Input for this task »
╔══
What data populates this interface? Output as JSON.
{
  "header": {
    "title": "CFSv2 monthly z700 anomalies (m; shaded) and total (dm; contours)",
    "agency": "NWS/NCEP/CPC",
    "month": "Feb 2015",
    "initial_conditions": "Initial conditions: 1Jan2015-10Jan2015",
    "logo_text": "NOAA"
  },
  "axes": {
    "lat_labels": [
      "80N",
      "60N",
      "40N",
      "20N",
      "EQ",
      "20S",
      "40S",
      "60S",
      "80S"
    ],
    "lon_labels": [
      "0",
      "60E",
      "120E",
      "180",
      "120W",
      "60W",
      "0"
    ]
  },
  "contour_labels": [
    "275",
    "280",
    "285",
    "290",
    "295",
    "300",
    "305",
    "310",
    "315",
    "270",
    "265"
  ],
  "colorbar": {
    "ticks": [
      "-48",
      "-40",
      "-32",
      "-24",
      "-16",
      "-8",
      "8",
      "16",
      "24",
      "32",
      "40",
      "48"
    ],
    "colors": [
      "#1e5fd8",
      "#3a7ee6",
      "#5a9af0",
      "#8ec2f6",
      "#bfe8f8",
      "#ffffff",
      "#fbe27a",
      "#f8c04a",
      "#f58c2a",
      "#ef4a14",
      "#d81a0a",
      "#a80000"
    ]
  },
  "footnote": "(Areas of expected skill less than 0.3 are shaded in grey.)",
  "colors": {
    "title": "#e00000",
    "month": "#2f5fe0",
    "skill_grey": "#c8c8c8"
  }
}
╚══
Exactly reproduce all of the entries.

What data populates this interface? Output as JSON.
{
  "header": {
    "title": "CFSv2 monthly z700 anomalies (m; shaded) and total (dm; contours)",
    "agency": "NWS/NCEP/CPC",
    "month": "Feb 2015",
    "initial_conditions": "Initial conditions: 1Jan2015-10Jan2015",
    "logo_text": "NOAA"
  },
  "axes": {
    "lat_labels": [
      "80N",
      "60N",
      "40N",
      "20N",
      "EQ",
      "20S",
      "40S",
      "60S",
      "80S"
    ],
    "lon_labels": [
      "0",
      "60E",
      "120E",
      "180",
      "120W",
      "60W",
      "0"
    ]
  },
  "contour_labels": [
    "275",
    "280",
    "285",
    "290",
    "295",
    "300",
    "305",
    "310",
    "315",
    "270",
    "265"
  ],
  "colorbar": {
    "ticks": [
      "-48",
      "-40",
      "-32",
      "-24",
      "-16",
      "-8",
      "8",
      "16",
      "24",
      "32",
      "40",
      "48"
    ],
    "colors": [
      "#1e5fd8",
      "#3a7ee6",
      "#5a9af0",
      "#8ec2f6",
      "#bfe8f8",
      "#ffffff",
      "#fbe27a",
      "#f8c04a",
      "#f58c2a",
      "#ef4a14",
      "#d81a0a",
      "#a80000"
    ]
  },
  "footnote": "(Areas of expected skill less than 0.3 are shaded in grey.)",
  "colors": {
    "title": "#e00000",
    "month": "#2f5fe0",
    "skill_grey": "#c8c8c8"
  }
}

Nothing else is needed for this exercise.